**Dataset excerpts**
————

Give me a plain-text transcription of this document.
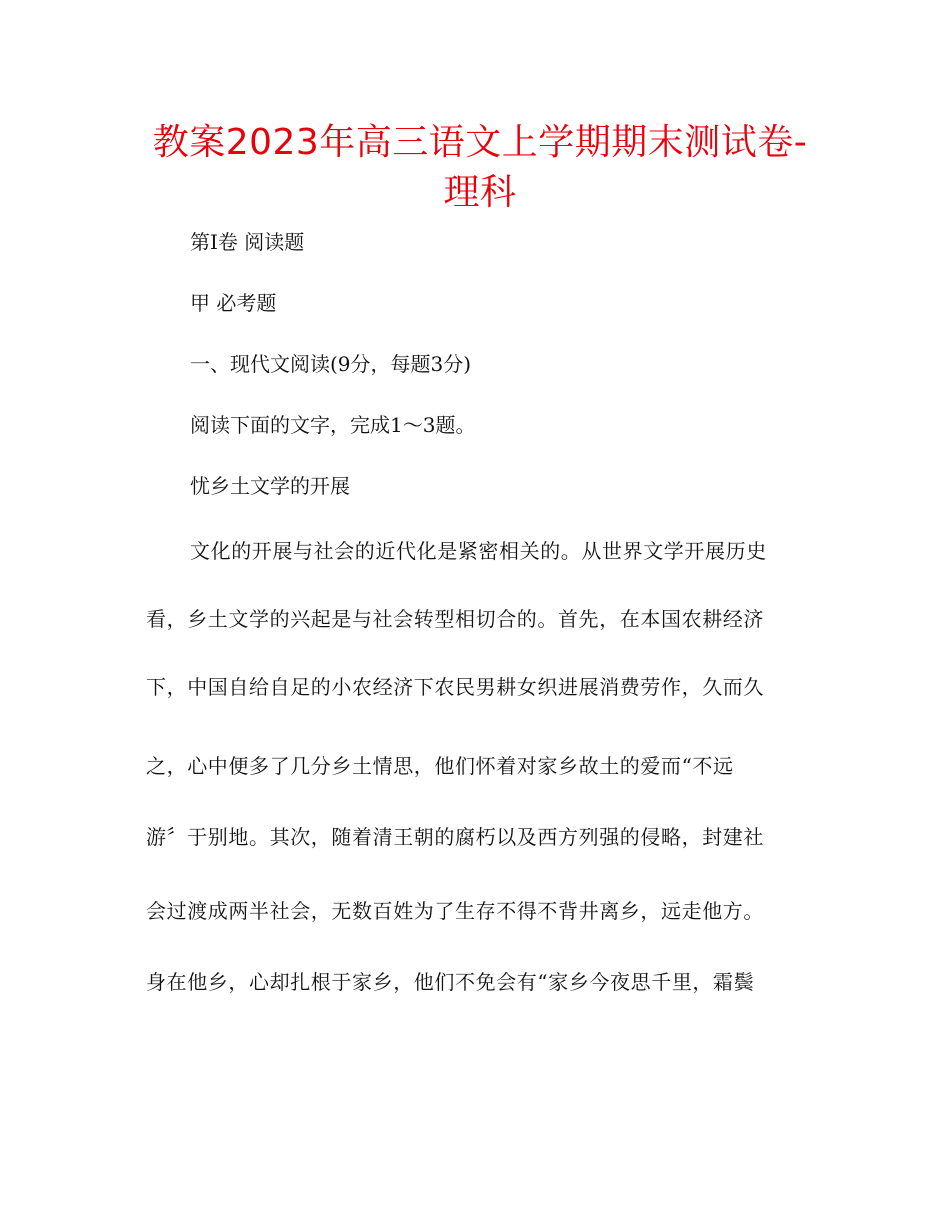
教案2023年高三语文上学期期末测试卷-
理科
第Ⅰ卷 阅读题
甲 必考题
一、现代文阅读(9分，每题3分)
阅读下面的文字，完成1～3题。
忧乡土文学的开展
文化的开展与社会的近代化是紧密相关的。从世界文学开展历史
看，乡土文学的兴起是与社会转型相切合的。首先，在本国农耕经济
下，中国自给自足的小农经济下农民男耕女织进展消费劳作，久而久
之，心中便多了几分乡土情思，他们怀着对家乡故土的爱而“不远
游〞于别地。其次，随着清王朝的腐朽以及西方列强的侵略，封建社
会过渡成两半社会，无数百姓为了生存不得不背井离乡，远走他方。
身在他乡，心却扎根于家乡，他们不免会有“家乡今夜思千里，霜鬓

————

Copy the records exactly. Skip the pictures.

**Full output**
Give me a plain-text transcription of this document.
教案2023年高三语文上学期期末测试卷-
理科
第Ⅰ卷 阅读题
甲 必考题
一、现代文阅读(9分，每题3分)
阅读下面的文字，完成1～3题。
忧乡土文学的开展
文化的开展与社会的近代化是紧密相关的。从世界文学开展历史
看，乡土文学的兴起是与社会转型相切合的。首先，在本国农耕经济
下，中国自给自足的小农经济下农民男耕女织进展消费劳作，久而久
之，心中便多了几分乡土情思，他们怀着对家乡故土的爱而“不远
游〞于别地。其次，随着清王朝的腐朽以及西方列强的侵略，封建社
会过渡成两半社会，无数百姓为了生存不得不背井离乡，远走他方。
身在他乡，心却扎根于家乡，他们不免会有“家乡今夜思千里，霜鬓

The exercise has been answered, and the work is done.